▶ **Available data**:
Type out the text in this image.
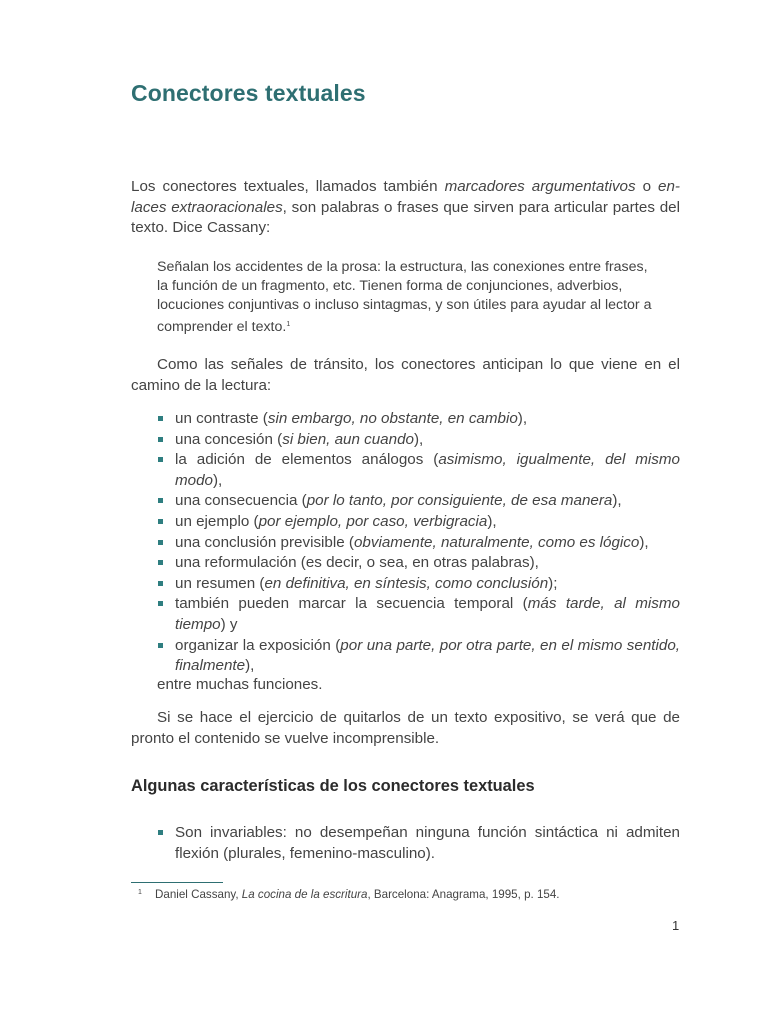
Conectores textuales

Los conectores textuales, llamados también marcadores argumentativos o enlaces extraoracionales, son palabras o frases que sirven para articular partes del texto. Dice Cassany:

Señalan los accidentes de la prosa: la estructura, las conexiones entre frases, la función de un fragmento, etc. Tienen forma de conjunciones, adverbios, locuciones conjuntivas o incluso sintagmas, y son útiles para ayudar al lector a comprender el texto.$^1$

Como las señales de tránsito, los conectores anticipan lo que viene en el camino de la lectura:

un contraste (sin embargo, no obstante, en cambio),
una concesión (si bien, aun cuando),
la adición de elementos análogos (asimismo, igualmente, del mismo modo),
una consecuencia (por lo tanto, por consiguiente, de esa manera),
un ejemplo (por ejemplo, por caso, verbigracia),
una conclusión previsible (obviamente, naturalmente, como es lógico),
una reformulación (es decir, o sea, en otras palabras),
un resumen (en definitiva, en síntesis, como conclusión);
también pueden marcar la secuencia temporal (más tarde, al mismo tiempo) y
organizar la exposición (por una parte, por otra parte, en el mismo sentido, finalmente),
entre muchas funciones.

Si se hace el ejercicio de quitarlos de un texto expositivo, se verá que de pronto el contenido se vuelve incomprensible.

Algunas características de los conectores textuales
Son invariables: no desempeñan ninguna función sintáctica ni admiten flexión (plurales, femenino-masculino).
1 Daniel Cassany, La cocina de la escritura, Barcelona: Anagrama, 1995, p. 154.
1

▶ **Given request**:
Leave out the pictures and output every record above precisely as given.

▶ **Task solution**:
Type out the text in this image.
Conectores textuales

Los conectores textuales, llamados también marcadores argumentativos o enlaces extraoracionales, son palabras o frases que sirven para articular partes del texto. Dice Cassany:

Señalan los accidentes de la prosa: la estructura, las conexiones entre frases, la función de un fragmento, etc. Tienen forma de conjunciones, adverbios, locuciones conjuntivas o incluso sintagmas, y son útiles para ayudar al lector a comprender el texto.$^1$

Como las señales de tránsito, los conectores anticipan lo que viene en el camino de la lectura:

un contraste (sin embargo, no obstante, en cambio),
una concesión (si bien, aun cuando),
la adición de elementos análogos (asimismo, igualmente, del mismo modo),
una consecuencia (por lo tanto, por consiguiente, de esa manera),
un ejemplo (por ejemplo, por caso, verbigracia),
una conclusión previsible (obviamente, naturalmente, como es lógico),
una reformulación (es decir, o sea, en otras palabras),
un resumen (en definitiva, en síntesis, como conclusión);
también pueden marcar la secuencia temporal (más tarde, al mismo tiempo) y
organizar la exposición (por una parte, por otra parte, en el mismo sentido, finalmente),
entre muchas funciones.

Si se hace el ejercicio de quitarlos de un texto expositivo, se verá que de pronto el contenido se vuelve incomprensible.

Algunas características de los conectores textuales
Son invariables: no desempeñan ninguna función sintáctica ni admiten flexión (plurales, femenino-masculino).
1 Daniel Cassany, La cocina de la escritura, Barcelona: Anagrama, 1995, p. 154.
1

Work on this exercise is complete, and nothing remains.